### Problem details
Can you render the data below as a JSON list of strings, one string per line, with blank lines left out?

-- START OF Material --

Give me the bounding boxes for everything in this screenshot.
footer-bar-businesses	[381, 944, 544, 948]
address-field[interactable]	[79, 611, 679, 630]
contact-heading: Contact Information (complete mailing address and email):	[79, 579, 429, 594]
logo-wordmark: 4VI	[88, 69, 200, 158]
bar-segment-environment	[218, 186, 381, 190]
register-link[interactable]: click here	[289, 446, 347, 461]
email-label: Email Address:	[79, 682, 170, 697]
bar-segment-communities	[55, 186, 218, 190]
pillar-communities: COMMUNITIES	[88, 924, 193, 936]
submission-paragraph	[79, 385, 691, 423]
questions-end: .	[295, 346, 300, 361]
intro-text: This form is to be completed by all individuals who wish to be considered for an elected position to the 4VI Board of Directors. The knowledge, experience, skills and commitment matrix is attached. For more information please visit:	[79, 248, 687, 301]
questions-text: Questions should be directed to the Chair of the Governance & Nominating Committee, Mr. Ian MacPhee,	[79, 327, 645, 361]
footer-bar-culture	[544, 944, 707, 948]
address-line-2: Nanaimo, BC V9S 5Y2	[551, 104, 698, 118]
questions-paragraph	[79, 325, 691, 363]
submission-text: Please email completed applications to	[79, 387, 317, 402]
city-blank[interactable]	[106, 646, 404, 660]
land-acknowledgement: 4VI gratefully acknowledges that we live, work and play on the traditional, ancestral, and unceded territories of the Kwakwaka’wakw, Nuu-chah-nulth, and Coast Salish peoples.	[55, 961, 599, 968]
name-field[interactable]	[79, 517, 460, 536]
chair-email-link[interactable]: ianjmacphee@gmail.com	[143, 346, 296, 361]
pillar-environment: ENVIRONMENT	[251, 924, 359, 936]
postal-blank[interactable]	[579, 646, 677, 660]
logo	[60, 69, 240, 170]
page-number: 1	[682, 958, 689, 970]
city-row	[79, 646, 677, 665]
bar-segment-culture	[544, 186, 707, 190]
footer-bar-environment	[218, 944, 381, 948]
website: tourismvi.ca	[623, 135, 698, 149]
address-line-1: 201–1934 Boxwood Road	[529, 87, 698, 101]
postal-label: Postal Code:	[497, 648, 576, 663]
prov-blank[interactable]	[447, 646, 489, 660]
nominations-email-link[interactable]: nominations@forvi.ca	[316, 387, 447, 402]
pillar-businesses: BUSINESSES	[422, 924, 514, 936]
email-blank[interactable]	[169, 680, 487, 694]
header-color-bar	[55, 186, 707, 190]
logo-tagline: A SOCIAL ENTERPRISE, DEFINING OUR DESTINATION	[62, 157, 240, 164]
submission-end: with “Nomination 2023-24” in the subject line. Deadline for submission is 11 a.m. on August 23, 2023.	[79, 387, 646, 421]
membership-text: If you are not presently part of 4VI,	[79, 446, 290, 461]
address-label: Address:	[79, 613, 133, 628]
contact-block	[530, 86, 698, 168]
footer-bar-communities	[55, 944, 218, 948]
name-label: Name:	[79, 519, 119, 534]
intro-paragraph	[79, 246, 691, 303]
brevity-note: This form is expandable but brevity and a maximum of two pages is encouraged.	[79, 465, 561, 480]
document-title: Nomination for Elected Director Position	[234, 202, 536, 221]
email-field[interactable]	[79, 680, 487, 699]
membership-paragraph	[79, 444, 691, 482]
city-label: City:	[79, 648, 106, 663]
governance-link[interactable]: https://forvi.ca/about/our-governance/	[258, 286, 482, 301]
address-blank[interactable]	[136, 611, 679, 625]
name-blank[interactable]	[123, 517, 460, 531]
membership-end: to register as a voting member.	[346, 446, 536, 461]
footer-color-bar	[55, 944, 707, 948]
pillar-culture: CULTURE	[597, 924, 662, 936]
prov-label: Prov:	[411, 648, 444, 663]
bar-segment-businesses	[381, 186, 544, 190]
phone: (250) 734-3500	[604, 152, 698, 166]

-- END OF Material --

### Result of the task
[
  "Give me the bounding boxes for everything in this screenshot.",
  "footer-bar-businesses\t[381, 944, 544, 948]",
  "address-field[interactable]\t[79, 611, 679, 630]",
  "contact-heading: Contact Information (complete mailing address and email):\t[79, 579, 429, 594]",
  "logo-wordmark: 4VI\t[88, 69, 200, 158]",
  "bar-segment-environment\t[218, 186, 381, 190]",
  "register-link[interactable]: click here\t[289, 446, 347, 461]",
  "email-label: Email Address:\t[79, 682, 170, 697]",
  "bar-segment-communities\t[55, 186, 218, 190]",
  "pillar-communities: COMMUNITIES\t[88, 924, 193, 936]",
  "submission-paragraph\t[79, 385, 691, 423]",
  "questions-end: .\t[295, 346, 300, 361]",
  "intro-text: This form is to be completed by all individuals who wish to be considered for an elected position to the 4VI Board of Directors. The knowledge, experience, skills and commitment matrix is attached. For more information please visit:\t[79, 248, 687, 301]",
  "questions-text: Questions should be directed to the Chair of the Governance & Nominating Committee, Mr. Ian MacPhee,\t[79, 327, 645, 361]",
  "footer-bar-culture\t[544, 944, 707, 948]",
  "address-line-2: Nanaimo, BC V9S 5Y2\t[551, 104, 698, 118]",
  "questions-paragraph\t[79, 325, 691, 363]",
  "submission-text: Please email completed applications to\t[79, 387, 317, 402]",
  "city-blank[interactable]\t[106, 646, 404, 660]",
  "land-acknowledgement: 4VI gratefully acknowledges that we live, work and play on the traditional, ancestral, and unceded territories of the Kwakwaka’wakw, Nuu-chah-nulth, and Coast Salish peoples.\t[55, 961, 599, 968]",
  "name-field[interactable]\t[79, 517, 460, 536]",
  "chair-email-link[interactable]: ianjmacphee@gmail.com\t[143, 346, 296, 361]",
  "pillar-environment: ENVIRONMENT\t[251, 924, 359, 936]",
  "postal-blank[interactable]\t[579, 646, 677, 660]",
  "logo\t[60, 69, 240, 170]",
  "page-number: 1\t[682, 958, 689, 970]",
  "city-row\t[79, 646, 677, 665]",
  "bar-segment-culture\t[544, 186, 707, 190]",
  "footer-bar-environment\t[218, 944, 381, 948]",
  "website: tourismvi.ca\t[623, 135, 698, 149]",
  "address-line-1: 201–1934 Boxwood Road\t[529, 87, 698, 101]",
  "postal-label: Postal Code:\t[497, 648, 576, 663]",
  "prov-blank[interactable]\t[447, 646, 489, 660]",
  "nominations-email-link[interactable]: nominations@forvi.ca\t[316, 387, 447, 402]",
  "pillar-businesses: BUSINESSES\t[422, 924, 514, 936]",
  "email-blank[interactable]\t[169, 680, 487, 694]",
  "header-color-bar\t[55, 186, 707, 190]",
  "logo-tagline: A SOCIAL ENTERPRISE, DEFINING OUR DESTINATION\t[62, 157, 240, 164]",
  "submission-end: with “Nomination 2023-24” in the subject line. Deadline for submission is 11 a.m. on August 23, 2023.\t[79, 387, 646, 421]",
  "membership-text: If you are not presently part of 4VI,\t[79, 446, 290, 461]",
  "address-label: Address:\t[79, 613, 133, 628]",
  "contact-block\t[530, 86, 698, 168]",
  "footer-bar-communities\t[55, 944, 218, 948]",
  "name-label: Name:\t[79, 519, 119, 534]",
  "intro-paragraph\t[79, 246, 691, 303]",
  "brevity-note: This form is expandable but brevity and a maximum of two pages is encouraged.\t[79, 465, 561, 480]",
  "document-title: Nomination for Elected Director Position\t[234, 202, 536, 221]",
  "email-field[interactable]\t[79, 680, 487, 699]",
  "membership-paragraph\t[79, 444, 691, 482]",
  "city-label: City:\t[79, 648, 106, 663]",
  "governance-link[interactable]: https://forvi.ca/about/our-governance/\t[258, 286, 482, 301]",
  "address-blank[interactable]\t[136, 611, 679, 625]",
  "name-blank[interactable]\t[123, 517, 460, 531]",
  "membership-end: to register as a voting member.\t[346, 446, 536, 461]",
  "footer-color-bar\t[55, 944, 707, 948]",
  "pillar-culture: CULTURE\t[597, 924, 662, 936]",
  "prov-label: Prov:\t[411, 648, 444, 663]",
  "bar-segment-businesses\t[381, 186, 544, 190]",
  "phone: (250) 734-3500\t[604, 152, 698, 166]"
]